- TASK OBJECTIVE
Track down every line below that holds "nuestra" and copy it.
↓↓↓
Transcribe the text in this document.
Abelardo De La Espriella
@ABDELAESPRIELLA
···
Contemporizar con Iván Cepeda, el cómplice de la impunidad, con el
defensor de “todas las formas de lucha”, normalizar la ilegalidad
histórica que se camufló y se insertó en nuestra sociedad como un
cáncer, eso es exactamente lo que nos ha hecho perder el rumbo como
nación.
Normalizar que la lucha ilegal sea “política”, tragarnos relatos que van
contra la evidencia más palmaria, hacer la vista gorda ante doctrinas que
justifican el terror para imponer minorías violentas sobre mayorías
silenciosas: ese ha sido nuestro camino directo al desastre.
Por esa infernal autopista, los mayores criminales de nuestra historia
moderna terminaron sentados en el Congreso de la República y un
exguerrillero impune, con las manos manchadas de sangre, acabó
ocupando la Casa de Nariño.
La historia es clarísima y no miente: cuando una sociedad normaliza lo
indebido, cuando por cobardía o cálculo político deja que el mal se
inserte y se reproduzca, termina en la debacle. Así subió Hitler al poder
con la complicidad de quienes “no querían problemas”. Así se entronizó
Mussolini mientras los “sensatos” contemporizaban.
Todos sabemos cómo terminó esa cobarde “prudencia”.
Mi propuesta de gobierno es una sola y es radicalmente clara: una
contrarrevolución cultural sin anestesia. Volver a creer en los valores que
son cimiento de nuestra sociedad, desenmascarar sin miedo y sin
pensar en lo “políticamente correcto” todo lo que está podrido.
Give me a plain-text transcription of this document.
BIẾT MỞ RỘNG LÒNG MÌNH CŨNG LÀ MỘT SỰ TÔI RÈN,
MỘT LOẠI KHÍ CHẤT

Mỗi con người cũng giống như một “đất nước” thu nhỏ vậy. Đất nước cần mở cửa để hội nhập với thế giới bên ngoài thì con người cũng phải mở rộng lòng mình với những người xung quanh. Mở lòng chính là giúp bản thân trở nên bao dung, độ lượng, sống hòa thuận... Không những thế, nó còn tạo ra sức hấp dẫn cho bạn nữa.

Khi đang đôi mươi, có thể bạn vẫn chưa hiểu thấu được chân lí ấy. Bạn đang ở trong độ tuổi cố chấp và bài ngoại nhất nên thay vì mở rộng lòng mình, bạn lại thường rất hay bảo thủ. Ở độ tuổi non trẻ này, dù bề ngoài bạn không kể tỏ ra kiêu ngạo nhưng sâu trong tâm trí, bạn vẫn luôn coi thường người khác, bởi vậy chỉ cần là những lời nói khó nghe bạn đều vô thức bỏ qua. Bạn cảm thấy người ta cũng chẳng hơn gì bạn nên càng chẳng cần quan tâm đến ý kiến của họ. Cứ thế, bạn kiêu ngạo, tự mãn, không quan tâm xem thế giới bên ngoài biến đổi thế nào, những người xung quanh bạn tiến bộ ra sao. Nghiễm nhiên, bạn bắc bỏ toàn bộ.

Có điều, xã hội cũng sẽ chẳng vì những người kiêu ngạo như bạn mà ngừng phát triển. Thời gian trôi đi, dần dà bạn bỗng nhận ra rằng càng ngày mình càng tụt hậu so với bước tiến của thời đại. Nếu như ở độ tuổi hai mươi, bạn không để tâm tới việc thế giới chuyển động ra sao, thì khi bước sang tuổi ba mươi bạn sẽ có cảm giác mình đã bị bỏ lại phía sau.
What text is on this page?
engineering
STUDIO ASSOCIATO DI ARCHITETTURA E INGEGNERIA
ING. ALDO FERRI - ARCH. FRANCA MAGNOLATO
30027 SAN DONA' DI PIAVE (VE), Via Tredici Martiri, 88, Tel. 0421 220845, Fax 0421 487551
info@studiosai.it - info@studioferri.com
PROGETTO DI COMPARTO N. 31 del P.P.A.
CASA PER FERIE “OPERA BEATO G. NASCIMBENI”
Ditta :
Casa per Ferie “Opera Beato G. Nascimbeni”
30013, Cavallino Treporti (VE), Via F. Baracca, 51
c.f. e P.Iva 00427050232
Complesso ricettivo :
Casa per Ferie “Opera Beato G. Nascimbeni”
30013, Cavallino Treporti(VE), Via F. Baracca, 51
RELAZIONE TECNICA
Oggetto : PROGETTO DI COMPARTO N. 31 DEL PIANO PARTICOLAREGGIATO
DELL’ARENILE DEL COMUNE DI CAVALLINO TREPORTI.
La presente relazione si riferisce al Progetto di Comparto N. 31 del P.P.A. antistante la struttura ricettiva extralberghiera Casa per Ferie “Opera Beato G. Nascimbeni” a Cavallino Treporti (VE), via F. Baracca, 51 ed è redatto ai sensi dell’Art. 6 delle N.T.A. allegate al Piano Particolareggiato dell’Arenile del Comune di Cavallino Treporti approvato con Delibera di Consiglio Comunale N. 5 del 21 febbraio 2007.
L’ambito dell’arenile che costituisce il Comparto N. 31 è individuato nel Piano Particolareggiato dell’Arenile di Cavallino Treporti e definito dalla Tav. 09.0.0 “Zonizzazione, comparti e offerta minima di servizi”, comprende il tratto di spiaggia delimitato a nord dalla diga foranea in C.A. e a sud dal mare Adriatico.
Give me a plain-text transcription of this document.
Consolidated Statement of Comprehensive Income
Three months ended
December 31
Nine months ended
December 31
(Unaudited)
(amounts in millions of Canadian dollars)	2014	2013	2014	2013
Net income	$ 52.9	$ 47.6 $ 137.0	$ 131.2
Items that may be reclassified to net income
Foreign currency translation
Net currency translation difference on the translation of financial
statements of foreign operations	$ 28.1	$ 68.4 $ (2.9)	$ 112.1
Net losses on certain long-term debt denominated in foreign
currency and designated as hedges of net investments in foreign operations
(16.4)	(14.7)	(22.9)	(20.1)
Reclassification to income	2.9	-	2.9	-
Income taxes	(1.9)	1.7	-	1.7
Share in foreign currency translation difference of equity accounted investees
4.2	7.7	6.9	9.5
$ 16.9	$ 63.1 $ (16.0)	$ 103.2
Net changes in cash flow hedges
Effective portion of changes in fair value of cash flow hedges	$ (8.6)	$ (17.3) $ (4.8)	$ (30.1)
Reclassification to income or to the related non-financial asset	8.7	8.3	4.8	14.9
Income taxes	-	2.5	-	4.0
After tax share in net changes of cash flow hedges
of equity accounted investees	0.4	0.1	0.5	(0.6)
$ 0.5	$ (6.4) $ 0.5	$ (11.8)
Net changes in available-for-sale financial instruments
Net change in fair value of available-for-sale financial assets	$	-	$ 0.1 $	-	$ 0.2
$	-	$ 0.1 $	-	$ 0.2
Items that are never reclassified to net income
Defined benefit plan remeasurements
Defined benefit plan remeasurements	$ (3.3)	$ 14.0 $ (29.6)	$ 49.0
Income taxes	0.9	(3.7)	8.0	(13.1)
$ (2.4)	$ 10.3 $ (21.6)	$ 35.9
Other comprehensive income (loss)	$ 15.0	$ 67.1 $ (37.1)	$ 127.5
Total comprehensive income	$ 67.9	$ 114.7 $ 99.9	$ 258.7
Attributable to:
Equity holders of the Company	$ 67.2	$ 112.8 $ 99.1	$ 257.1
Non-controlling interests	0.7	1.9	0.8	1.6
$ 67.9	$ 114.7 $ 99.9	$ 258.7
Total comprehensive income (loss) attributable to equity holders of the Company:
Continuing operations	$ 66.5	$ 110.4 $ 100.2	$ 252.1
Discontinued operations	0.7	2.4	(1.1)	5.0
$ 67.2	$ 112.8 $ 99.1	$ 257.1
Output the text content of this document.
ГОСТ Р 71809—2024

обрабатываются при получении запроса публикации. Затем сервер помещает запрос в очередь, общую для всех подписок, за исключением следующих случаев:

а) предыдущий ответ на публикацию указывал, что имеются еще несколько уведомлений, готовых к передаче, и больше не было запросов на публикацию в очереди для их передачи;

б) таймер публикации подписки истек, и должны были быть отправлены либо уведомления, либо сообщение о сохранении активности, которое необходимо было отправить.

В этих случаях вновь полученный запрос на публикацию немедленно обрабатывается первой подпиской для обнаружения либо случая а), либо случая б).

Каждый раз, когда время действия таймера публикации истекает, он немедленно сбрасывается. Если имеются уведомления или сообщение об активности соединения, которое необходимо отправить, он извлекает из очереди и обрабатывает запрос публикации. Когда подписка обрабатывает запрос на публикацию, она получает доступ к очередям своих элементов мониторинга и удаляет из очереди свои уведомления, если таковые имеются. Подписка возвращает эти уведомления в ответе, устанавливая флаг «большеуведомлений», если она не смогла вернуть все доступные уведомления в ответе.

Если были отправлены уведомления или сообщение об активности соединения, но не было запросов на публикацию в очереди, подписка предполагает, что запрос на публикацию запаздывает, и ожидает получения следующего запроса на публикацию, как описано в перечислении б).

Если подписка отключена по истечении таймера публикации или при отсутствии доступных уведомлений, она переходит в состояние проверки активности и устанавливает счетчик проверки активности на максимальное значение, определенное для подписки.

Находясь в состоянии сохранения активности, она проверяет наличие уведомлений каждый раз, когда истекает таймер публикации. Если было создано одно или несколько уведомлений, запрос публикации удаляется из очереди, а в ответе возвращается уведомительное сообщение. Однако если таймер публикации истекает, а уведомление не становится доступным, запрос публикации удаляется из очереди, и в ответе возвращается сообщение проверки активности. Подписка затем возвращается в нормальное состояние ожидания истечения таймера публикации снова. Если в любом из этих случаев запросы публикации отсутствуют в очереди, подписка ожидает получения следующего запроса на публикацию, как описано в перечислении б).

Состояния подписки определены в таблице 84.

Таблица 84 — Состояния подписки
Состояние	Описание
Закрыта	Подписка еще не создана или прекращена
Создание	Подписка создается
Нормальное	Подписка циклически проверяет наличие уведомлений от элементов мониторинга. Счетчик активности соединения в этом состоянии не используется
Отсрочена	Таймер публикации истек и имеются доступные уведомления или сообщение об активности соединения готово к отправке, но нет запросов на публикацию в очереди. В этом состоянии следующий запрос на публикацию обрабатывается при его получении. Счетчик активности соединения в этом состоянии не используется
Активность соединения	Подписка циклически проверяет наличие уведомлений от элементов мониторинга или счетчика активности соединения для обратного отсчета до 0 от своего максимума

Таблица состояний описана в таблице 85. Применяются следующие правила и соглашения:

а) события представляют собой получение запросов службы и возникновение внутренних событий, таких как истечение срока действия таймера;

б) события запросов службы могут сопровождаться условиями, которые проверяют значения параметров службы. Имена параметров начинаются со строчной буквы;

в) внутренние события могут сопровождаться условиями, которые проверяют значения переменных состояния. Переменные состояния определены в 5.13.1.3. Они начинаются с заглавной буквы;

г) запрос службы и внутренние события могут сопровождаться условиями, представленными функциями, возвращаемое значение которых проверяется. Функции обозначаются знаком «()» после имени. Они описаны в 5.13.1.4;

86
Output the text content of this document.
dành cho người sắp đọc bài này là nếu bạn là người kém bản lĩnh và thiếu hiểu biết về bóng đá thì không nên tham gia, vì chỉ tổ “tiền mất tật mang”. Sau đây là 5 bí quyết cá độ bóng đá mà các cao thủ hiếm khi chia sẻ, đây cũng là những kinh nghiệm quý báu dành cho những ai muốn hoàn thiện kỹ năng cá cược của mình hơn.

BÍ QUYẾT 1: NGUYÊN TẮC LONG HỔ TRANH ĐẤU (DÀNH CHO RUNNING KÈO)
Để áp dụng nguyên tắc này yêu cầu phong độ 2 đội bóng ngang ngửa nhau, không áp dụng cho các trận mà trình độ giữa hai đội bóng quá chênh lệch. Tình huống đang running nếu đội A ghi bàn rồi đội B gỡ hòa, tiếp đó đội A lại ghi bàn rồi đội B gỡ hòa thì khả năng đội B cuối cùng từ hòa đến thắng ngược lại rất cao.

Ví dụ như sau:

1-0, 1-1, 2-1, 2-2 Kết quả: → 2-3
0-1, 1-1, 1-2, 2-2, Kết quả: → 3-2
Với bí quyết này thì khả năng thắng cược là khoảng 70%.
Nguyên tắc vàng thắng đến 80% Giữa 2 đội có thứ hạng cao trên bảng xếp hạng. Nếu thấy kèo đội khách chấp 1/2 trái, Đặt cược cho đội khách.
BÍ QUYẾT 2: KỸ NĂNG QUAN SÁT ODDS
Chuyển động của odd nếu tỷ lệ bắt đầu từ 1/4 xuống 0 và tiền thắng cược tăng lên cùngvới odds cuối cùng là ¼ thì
↑↑↑
- ANSWER FOR THIS EXERCISE
histórica que se camufló y se insertó en nuestra sociedad como un
Por esa infernal autopista, los mayores criminales de nuestra historia
son cimiento de nuestra sociedad, desenmascarar sin miedo y sin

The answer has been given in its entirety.